WHAT YOU NEED TO DO :: Repeat the full listing below verbatim and keep the images out.
--- Begin MATERIAL SHOWN ---
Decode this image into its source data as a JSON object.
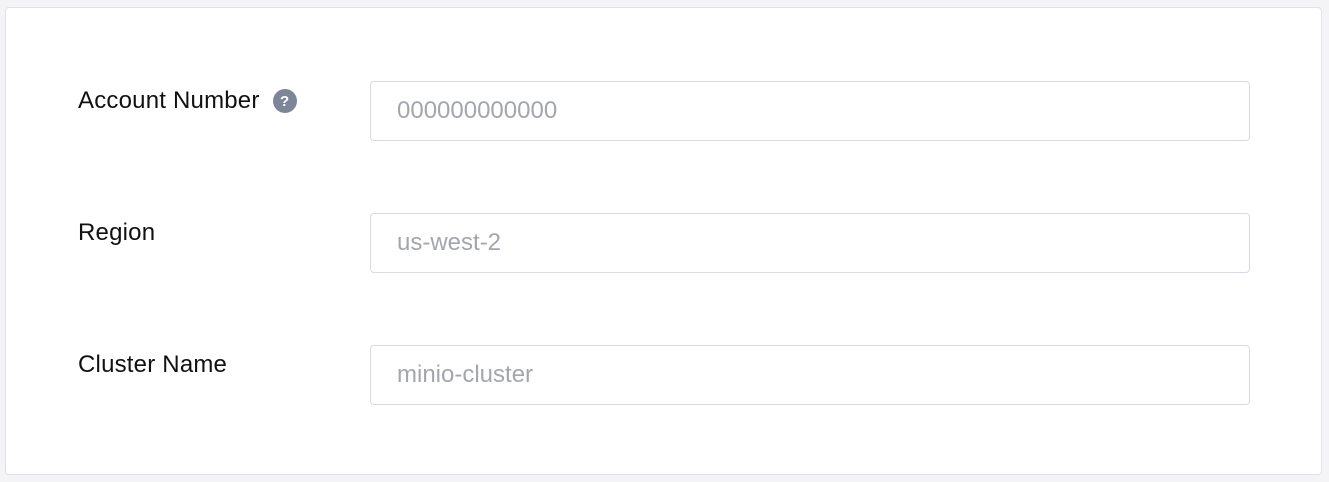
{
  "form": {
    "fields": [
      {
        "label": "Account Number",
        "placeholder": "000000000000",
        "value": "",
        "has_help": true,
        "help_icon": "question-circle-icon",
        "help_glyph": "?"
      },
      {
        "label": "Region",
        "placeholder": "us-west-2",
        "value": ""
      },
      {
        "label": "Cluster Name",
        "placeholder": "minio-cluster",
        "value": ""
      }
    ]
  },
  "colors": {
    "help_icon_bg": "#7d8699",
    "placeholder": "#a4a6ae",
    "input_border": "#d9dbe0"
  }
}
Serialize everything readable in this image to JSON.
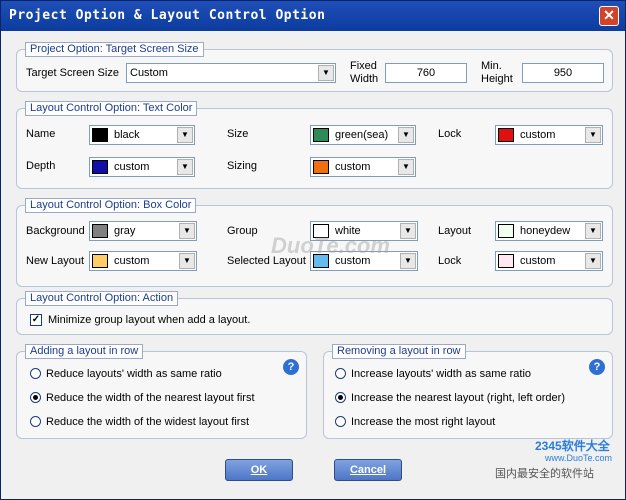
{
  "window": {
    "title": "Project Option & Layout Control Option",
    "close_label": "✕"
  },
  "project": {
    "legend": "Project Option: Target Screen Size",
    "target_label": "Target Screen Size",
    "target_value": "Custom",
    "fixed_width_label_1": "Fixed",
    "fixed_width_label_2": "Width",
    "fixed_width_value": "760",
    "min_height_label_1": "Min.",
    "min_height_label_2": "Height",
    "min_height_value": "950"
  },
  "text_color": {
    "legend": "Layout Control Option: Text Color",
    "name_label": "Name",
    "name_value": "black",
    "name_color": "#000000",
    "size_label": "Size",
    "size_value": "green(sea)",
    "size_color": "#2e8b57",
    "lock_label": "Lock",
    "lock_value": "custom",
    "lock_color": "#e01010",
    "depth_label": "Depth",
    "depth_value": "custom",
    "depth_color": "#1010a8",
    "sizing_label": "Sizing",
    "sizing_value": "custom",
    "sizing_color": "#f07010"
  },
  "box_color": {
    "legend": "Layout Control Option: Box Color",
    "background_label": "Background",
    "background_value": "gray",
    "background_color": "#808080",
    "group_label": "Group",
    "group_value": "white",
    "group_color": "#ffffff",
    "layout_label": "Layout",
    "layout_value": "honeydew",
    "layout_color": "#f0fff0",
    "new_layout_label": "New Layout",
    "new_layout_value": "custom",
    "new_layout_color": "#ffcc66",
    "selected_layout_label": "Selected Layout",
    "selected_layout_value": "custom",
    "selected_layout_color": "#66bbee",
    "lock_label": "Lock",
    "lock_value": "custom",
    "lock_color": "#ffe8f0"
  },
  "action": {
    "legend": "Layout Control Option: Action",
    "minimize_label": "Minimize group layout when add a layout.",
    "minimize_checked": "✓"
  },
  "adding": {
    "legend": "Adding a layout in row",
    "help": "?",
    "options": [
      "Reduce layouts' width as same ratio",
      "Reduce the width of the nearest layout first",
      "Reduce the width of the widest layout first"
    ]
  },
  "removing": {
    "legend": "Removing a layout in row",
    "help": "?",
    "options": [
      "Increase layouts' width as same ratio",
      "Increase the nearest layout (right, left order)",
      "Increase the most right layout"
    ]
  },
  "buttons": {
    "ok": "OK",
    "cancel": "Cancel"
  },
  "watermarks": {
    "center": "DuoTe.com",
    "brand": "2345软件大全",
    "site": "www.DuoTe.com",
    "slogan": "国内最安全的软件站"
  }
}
--- End MATERIAL SHOWN ---
COMPLETE OUTPUT ::
Decode this image into its source data as a JSON object.
{
  "form": {
    "fields": [
      {
        "label": "Account Number",
        "placeholder": "000000000000",
        "value": "",
        "has_help": true,
        "help_icon": "question-circle-icon",
        "help_glyph": "?"
      },
      {
        "label": "Region",
        "placeholder": "us-west-2",
        "value": ""
      },
      {
        "label": "Cluster Name",
        "placeholder": "minio-cluster",
        "value": ""
      }
    ]
  },
  "colors": {
    "help_icon_bg": "#7d8699",
    "placeholder": "#a4a6ae",
    "input_border": "#d9dbe0"
  }
}
Serialize everything readable in this image to JSON.
{
  "window": {
    "title": "Project Option & Layout Control Option",
    "close_label": "✕"
  },
  "project": {
    "legend": "Project Option: Target Screen Size",
    "target_label": "Target Screen Size",
    "target_value": "Custom",
    "fixed_width_label_1": "Fixed",
    "fixed_width_label_2": "Width",
    "fixed_width_value": "760",
    "min_height_label_1": "Min.",
    "min_height_label_2": "Height",
    "min_height_value": "950"
  },
  "text_color": {
    "legend": "Layout Control Option: Text Color",
    "name_label": "Name",
    "name_value": "black",
    "name_color": "#000000",
    "size_label": "Size",
    "size_value": "green(sea)",
    "size_color": "#2e8b57",
    "lock_label": "Lock",
    "lock_value": "custom",
    "lock_color": "#e01010",
    "depth_label": "Depth",
    "depth_value": "custom",
    "depth_color": "#1010a8",
    "sizing_label": "Sizing",
    "sizing_value": "custom",
    "sizing_color": "#f07010"
  },
  "box_color": {
    "legend": "Layout Control Option: Box Color",
    "background_label": "Background",
    "background_value": "gray",
    "background_color": "#808080",
    "group_label": "Group",
    "group_value": "white",
    "group_color": "#ffffff",
    "layout_label": "Layout",
    "layout_value": "honeydew",
    "layout_color": "#f0fff0",
    "new_layout_label": "New Layout",
    "new_layout_value": "custom",
    "new_layout_color": "#ffcc66",
    "selected_layout_label": "Selected Layout",
    "selected_layout_value": "custom",
    "selected_layout_color": "#66bbee",
    "lock_label": "Lock",
    "lock_value": "custom",
    "lock_color": "#ffe8f0"
  },
  "action": {
    "legend": "Layout Control Option: Action",
    "minimize_label": "Minimize group layout when add a layout.",
    "minimize_checked": "✓"
  },
  "adding": {
    "legend": "Adding a layout in row",
    "help": "?",
    "options": [
      "Reduce layouts' width as same ratio",
      "Reduce the width of the nearest layout first",
      "Reduce the width of the widest layout first"
    ]
  },
  "removing": {
    "legend": "Removing a layout in row",
    "help": "?",
    "options": [
      "Increase layouts' width as same ratio",
      "Increase the nearest layout (right, left order)",
      "Increase the most right layout"
    ]
  },
  "buttons": {
    "ok": "OK",
    "cancel": "Cancel"
  },
  "watermarks": {
    "center": "DuoTe.com",
    "brand": "2345软件大全",
    "site": "www.DuoTe.com",
    "slogan": "国内最安全的软件站"
  }
}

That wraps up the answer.